Travail à faire —
- 1) Recopiez mot pour mot l'extrait sur la citoyenneté de l'Union, depuis « En l’espèce, les » jusqu'à « e.a., précité, point 57). » inclus.
- 2) D'après l'extrait sur la citoyenneté de l'Union, quelle disposition de la directive 2004/38 donne le sens de la notion de « bénéficiaire » ?
- 3) Poursuivez l'extrait sur la citoyenneté de l'Union à la suite de sa dernière phrase.

Extrait —
....
En l’espèce, les citoyens de l’Union concernés, qui sont tous deux des enfants en bas âge, n’ayant jamais fait usage de leur droit de libre circulation et ayant toujours séjourné dans l’État membre dont ils possèdent la nationalité, il y a lieu de constater qu’ils ne relèvent pas de la notion de «bénéficiaire», au sens de l’article 3, paragraphe 1, de la directive 2004/38, de sorte que cette dernière n’est applicable ni à eux-mêmes ni aux membres de leur famille (arrêt Dereci e.a., précité, point 57).

43

En ce qui concerne, ensuite, l’article 20 TFUE, la Cour a déjà eu l’occasion de juger que la situation d’un citoyen de l’Union qui, tels les enfants de nationalité finlandaise en cause au principal, n’a pas fait usage du droit de libre circulation ne saurait, de ce seul fait, être assimilée à une situation purement interne, à savoir une situation qui ne présente aucun élément de rattachement à l’une quelconque des situations envisagées par le droit de l’Union (voir arrêts Ruiz Zambrano, précité; du 5 mai 2011, McCarthy, C-434/09, Rec. p. I-3375, point 46, ainsi que Dereci e.a., précité, point 61).
....
Entrées répertoriées —
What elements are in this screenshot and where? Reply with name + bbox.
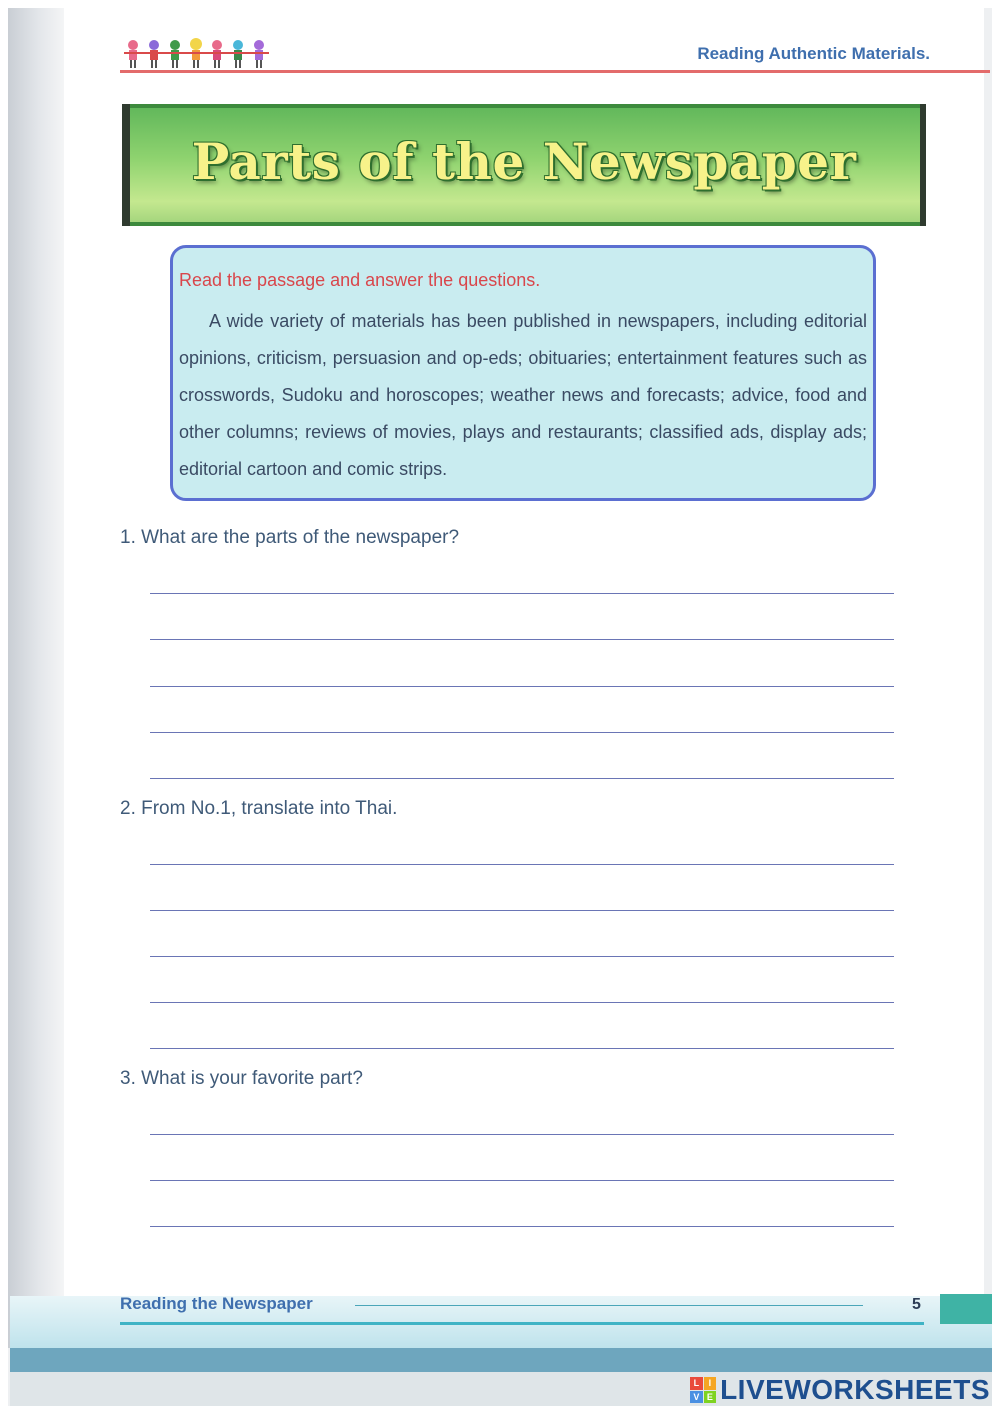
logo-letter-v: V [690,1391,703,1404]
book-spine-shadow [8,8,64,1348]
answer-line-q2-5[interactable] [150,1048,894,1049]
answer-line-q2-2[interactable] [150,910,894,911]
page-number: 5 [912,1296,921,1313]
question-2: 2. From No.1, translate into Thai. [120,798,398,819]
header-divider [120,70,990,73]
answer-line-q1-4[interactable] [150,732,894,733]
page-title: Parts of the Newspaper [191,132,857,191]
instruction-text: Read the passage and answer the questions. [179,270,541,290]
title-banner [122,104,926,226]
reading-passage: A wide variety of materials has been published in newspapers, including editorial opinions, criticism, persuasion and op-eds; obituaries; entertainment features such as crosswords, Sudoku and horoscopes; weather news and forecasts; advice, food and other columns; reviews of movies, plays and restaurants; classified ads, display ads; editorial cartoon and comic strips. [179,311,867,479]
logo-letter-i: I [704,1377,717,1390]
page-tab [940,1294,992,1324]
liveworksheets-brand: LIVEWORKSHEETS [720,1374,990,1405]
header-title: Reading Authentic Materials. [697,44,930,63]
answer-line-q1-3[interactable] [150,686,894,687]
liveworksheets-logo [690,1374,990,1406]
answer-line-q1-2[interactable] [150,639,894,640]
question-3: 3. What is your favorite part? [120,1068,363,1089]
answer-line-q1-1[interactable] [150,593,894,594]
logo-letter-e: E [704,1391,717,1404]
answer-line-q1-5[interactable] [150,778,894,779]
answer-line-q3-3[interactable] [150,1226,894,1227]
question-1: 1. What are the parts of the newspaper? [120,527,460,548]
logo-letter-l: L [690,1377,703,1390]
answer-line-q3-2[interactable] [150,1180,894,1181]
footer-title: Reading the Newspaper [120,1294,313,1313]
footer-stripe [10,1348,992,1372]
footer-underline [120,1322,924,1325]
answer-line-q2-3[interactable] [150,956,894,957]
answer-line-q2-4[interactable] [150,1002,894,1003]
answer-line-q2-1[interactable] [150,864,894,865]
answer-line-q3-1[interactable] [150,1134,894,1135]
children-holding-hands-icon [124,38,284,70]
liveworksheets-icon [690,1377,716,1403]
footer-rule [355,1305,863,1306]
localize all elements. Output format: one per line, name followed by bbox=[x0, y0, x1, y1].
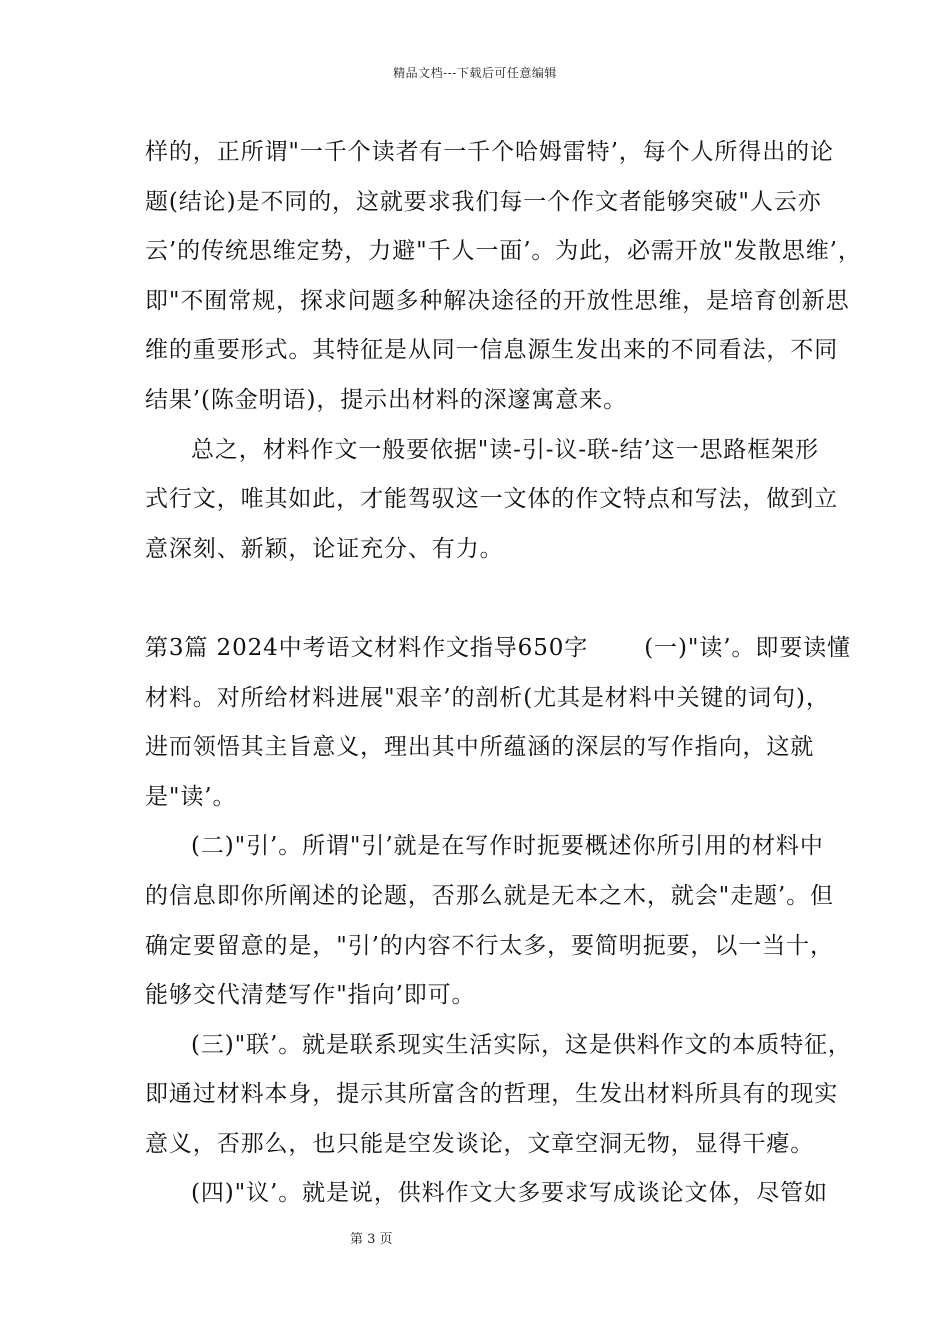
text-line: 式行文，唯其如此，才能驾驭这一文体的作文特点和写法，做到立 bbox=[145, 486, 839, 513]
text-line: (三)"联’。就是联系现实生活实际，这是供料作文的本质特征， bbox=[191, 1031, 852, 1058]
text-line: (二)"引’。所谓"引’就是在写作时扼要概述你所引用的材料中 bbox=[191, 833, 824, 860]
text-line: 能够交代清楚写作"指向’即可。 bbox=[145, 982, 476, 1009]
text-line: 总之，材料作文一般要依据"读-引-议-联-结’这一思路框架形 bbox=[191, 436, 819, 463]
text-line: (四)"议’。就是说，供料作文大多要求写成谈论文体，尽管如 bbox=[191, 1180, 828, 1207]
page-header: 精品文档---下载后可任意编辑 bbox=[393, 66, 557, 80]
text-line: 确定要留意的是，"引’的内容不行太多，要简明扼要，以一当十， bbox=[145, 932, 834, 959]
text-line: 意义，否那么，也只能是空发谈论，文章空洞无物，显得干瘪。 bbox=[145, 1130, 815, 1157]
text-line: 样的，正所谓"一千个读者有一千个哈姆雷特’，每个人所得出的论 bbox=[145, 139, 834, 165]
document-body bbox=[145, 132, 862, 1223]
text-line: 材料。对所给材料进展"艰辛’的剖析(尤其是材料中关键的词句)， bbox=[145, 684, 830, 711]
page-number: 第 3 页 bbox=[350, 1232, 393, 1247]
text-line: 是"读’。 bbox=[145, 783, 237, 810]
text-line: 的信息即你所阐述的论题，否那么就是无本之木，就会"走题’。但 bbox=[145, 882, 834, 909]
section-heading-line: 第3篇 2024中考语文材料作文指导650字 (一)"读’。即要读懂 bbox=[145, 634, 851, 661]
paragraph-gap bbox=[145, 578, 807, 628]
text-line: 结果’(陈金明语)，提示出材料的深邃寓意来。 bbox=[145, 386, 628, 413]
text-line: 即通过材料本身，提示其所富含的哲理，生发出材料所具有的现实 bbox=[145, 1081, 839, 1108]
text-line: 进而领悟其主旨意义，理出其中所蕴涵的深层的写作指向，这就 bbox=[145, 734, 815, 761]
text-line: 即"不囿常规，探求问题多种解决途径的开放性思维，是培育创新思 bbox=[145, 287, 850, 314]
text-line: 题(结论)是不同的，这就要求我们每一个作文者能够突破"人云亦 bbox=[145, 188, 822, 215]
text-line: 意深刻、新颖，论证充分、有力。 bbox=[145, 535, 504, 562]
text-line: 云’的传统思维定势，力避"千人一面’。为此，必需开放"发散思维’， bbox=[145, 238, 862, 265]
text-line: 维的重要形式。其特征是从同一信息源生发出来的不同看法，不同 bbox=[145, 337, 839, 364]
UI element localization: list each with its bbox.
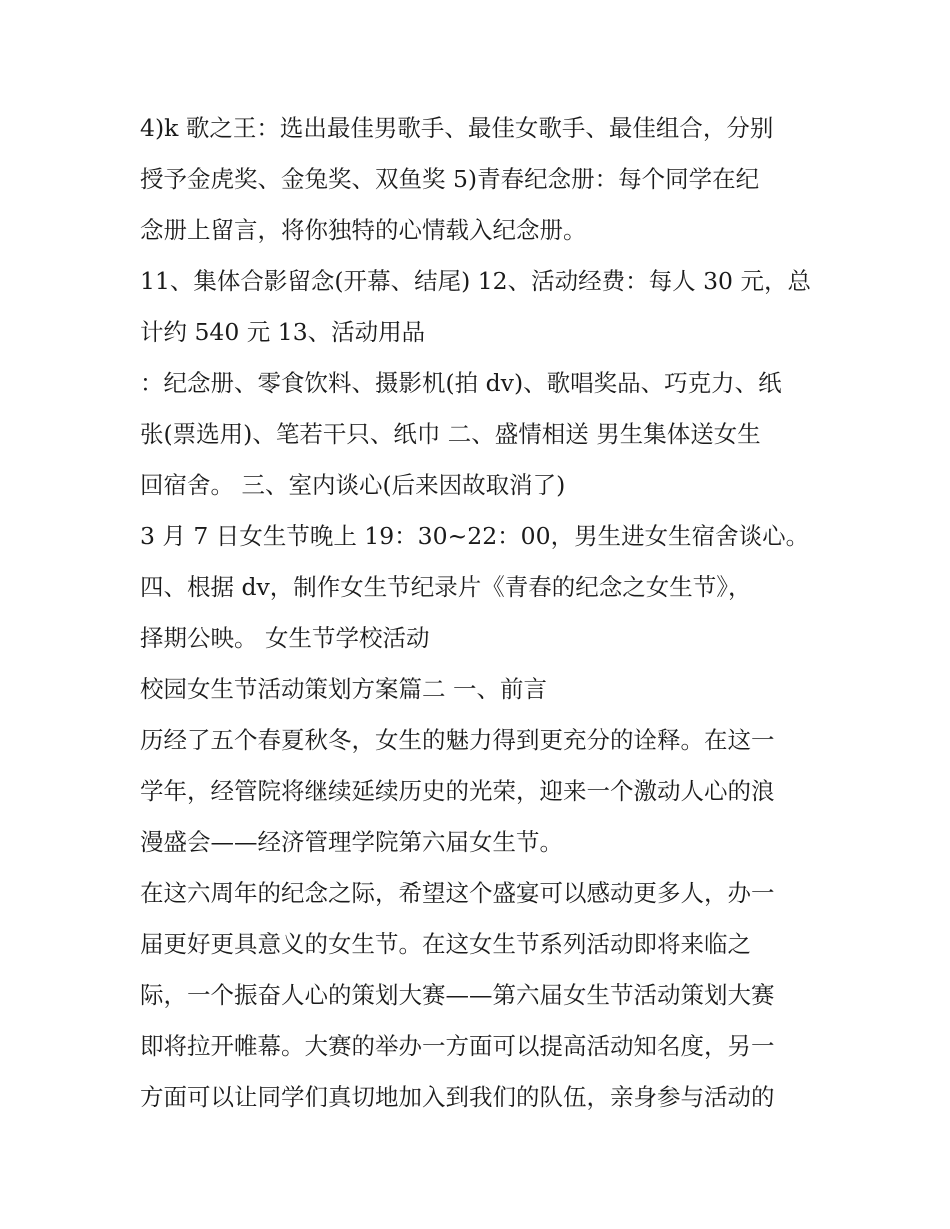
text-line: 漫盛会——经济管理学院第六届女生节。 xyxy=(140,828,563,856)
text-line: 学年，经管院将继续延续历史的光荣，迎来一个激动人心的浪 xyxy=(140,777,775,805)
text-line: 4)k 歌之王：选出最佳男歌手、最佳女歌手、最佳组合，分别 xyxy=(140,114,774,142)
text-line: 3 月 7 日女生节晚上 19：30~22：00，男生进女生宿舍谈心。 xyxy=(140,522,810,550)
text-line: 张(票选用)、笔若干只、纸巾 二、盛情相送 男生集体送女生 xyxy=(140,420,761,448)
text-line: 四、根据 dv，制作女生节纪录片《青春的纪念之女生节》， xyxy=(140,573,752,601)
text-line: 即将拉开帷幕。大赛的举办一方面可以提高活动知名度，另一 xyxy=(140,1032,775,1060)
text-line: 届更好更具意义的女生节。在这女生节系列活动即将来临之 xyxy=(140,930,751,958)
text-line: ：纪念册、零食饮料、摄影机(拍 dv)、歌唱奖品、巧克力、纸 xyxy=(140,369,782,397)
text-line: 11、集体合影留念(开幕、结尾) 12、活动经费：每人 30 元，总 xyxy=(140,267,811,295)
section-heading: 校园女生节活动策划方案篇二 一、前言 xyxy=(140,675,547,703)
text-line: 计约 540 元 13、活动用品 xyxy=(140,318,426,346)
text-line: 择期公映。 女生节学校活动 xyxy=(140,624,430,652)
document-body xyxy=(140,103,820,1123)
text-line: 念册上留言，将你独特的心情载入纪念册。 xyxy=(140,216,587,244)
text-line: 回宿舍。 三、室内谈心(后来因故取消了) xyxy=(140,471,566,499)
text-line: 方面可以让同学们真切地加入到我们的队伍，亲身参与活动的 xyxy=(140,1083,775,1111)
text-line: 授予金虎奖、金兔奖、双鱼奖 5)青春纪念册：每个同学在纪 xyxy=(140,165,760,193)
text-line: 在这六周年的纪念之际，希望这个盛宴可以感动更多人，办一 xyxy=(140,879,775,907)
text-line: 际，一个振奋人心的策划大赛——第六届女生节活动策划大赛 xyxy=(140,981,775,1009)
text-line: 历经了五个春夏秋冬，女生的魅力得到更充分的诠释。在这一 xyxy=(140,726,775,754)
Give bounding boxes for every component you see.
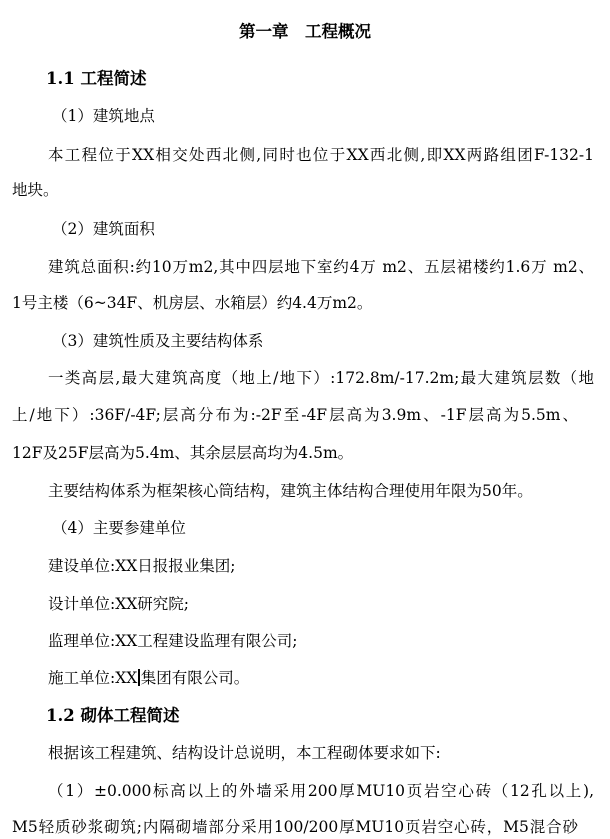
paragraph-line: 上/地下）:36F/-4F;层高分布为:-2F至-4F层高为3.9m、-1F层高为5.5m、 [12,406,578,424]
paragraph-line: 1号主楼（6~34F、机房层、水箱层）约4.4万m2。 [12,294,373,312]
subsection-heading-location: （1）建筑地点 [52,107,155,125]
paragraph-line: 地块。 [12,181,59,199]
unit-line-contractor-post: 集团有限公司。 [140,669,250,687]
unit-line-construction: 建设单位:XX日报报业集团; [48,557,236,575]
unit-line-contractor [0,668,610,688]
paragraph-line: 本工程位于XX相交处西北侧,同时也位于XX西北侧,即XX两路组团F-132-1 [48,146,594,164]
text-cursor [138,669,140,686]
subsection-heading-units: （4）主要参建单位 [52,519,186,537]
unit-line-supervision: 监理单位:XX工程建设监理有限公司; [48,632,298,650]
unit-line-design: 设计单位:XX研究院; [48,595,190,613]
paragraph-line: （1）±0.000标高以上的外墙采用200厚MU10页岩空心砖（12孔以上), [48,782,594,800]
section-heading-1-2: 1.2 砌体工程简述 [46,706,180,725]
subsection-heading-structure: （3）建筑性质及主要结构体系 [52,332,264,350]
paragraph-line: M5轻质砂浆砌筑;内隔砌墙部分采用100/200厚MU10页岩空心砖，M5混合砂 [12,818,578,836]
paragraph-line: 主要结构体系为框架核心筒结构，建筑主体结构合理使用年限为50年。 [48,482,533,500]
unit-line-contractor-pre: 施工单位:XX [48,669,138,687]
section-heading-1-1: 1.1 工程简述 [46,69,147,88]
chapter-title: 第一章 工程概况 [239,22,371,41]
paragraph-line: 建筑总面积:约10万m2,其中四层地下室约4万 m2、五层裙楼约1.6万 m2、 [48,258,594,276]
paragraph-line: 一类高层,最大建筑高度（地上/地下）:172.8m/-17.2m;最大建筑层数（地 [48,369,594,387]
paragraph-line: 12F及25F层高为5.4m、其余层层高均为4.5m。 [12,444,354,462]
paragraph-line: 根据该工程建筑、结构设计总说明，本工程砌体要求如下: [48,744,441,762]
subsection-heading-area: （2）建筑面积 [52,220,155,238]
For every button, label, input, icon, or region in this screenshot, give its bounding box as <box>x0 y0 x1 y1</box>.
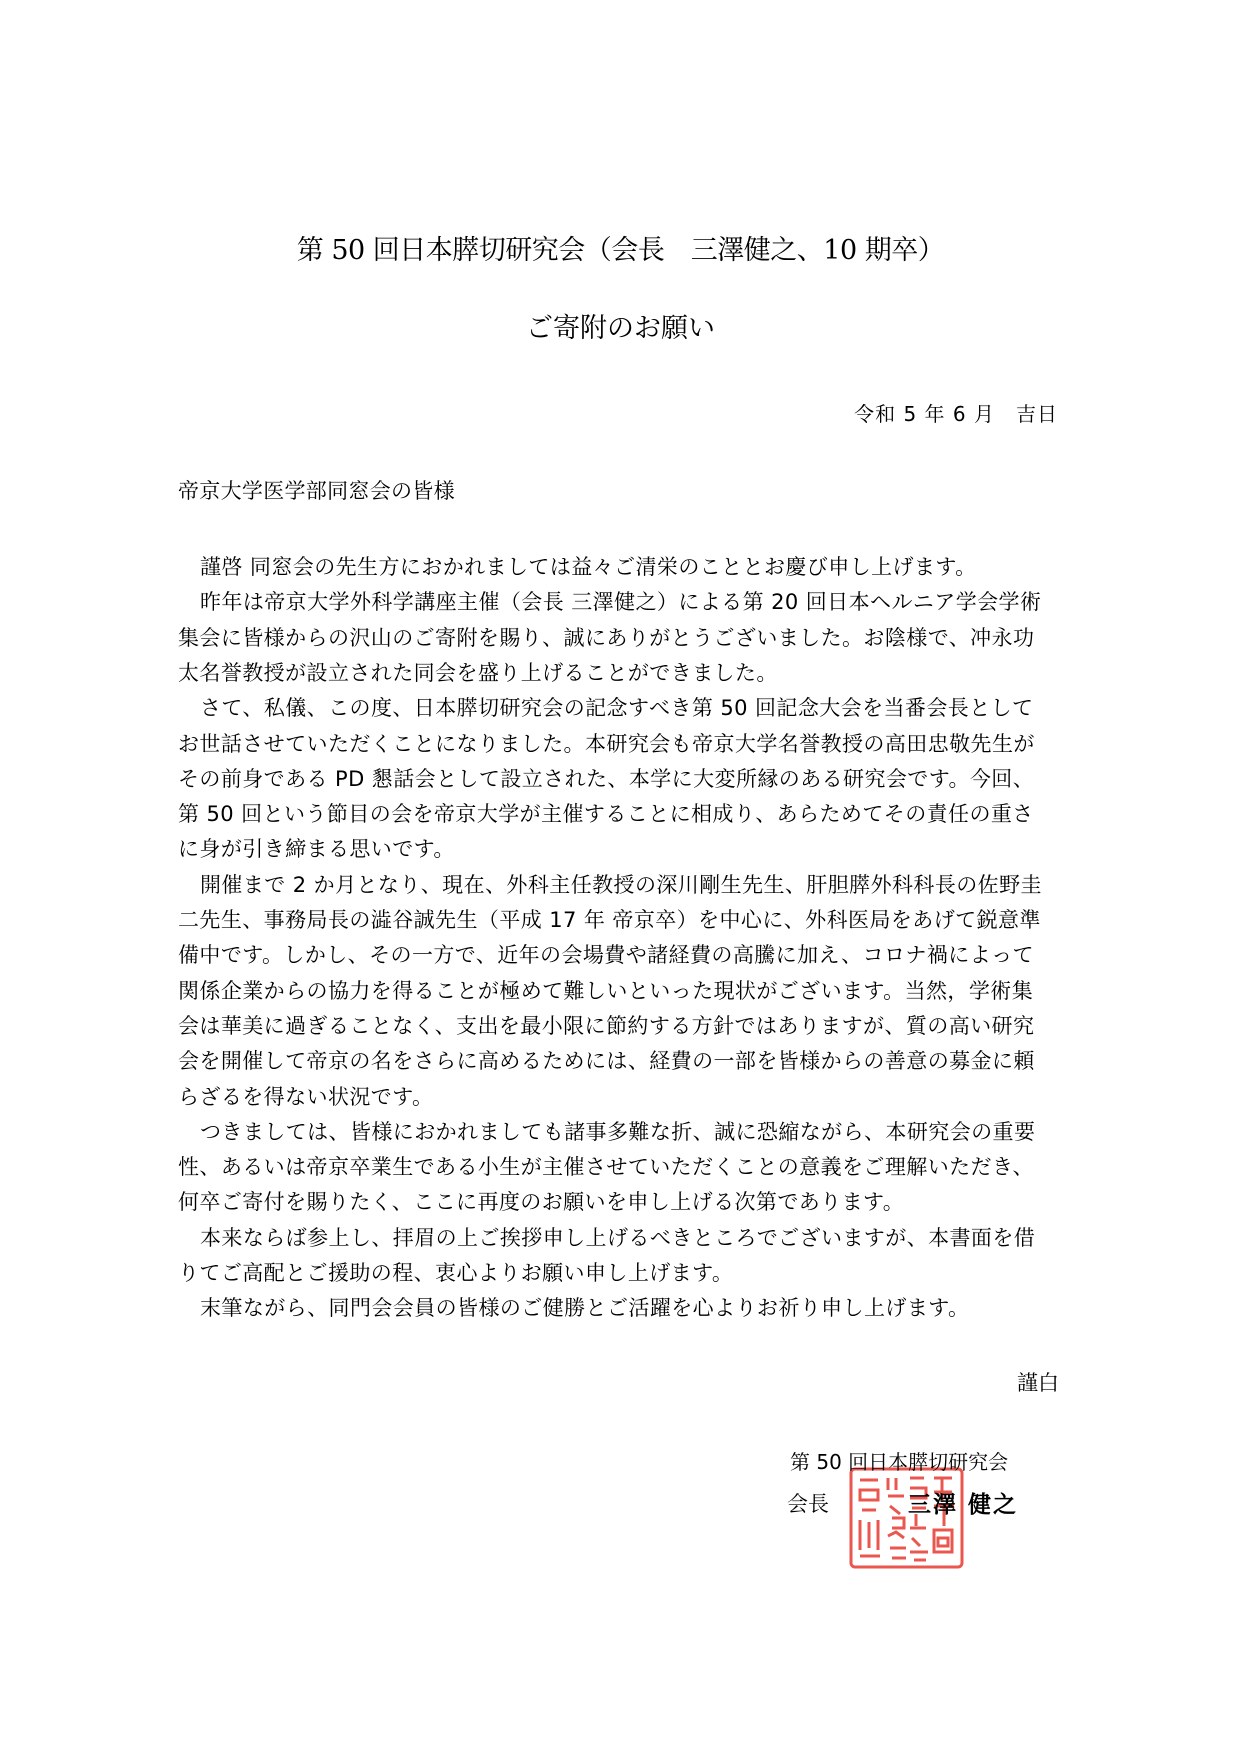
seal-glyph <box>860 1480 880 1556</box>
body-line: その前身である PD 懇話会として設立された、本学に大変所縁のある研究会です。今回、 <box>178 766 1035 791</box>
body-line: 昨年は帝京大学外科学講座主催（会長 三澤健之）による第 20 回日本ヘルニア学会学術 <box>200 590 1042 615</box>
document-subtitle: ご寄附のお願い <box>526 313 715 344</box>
....
Réponses attendues —
- 1)
En l’espèce, les citoyens de l’Union concernés, qui sont tous deux des enfants en bas âge, n’ayant jamais fait usage de leur droit de libre circulation et ayant toujours séjourné dans l’État membre dont ils possèdent la nationalité, il y a lieu de constater qu’ils ne relèvent pas de la notion de «bénéficiaire», au sens de l’article 3, paragraphe 1, de la directive 2004/38, de sorte que cette dernière n’est applicable ni à eux-mêmes ni aux membres de leur famille (arrêt Dereci e.a., précité, point 57).

- 2) L'article 3, paragraphe 1, de la directive 2004/38.

- 3)
44

En effet, le statut de citoyen de l’Union ayant vocation à être le statut fondamental des ressortissants des États membres, les enfants issus des premiers mariages de Mmes S. et L., en tant que ressortissants d’un État membre, jouissent du statut de citoyen de l’Union en vertu de l’article 20, paragraphe 1, TFUE et peuvent donc se prévaloir, y compris à l’égard de l’État membre dont ils ont la nationalité, des droits afférents à un tel statut (voir arrêts précités McCarthy, point 48, ainsi que Dereci e.a., point 63).

45

Sur ce fondement, la Cour a jugé que l’article 20 TFUE s’oppose à des mesures nationales, y compris les décisions de refus de séjour aux membres de la famille d’un citoyen de l’Union, qui ont pour effet de priver les citoyens de l’Union de la jouissance effective de l’essentiel des droits conférés par leur statut (voir arrêt Ruiz Zambrano, précité, point 42).

46

S’agissant, enfin, du droit de séjour d’une personne, ressortissante d’un pays tiers, dans l’État membre où résident ses enfants en bas âge, lesquels sont des ressortissants de cet État membre, dont cette personne assume la charge et jouit avec son épouse de la garde commune, la Cour a considéré qu’un refus de séjour aurait pour conséquence que ces enfants, citoyens de l’Union, se verraient obligés de quitter le territoire de l’Union pour accompagner leurs parents et que ces citoyens de l’Union seraient, en fait, dans l’impossibilité d’exercer l’essentiel des droits conférés par leur statut (arrêt Ruiz Zambrano, précité, points 43 et 44).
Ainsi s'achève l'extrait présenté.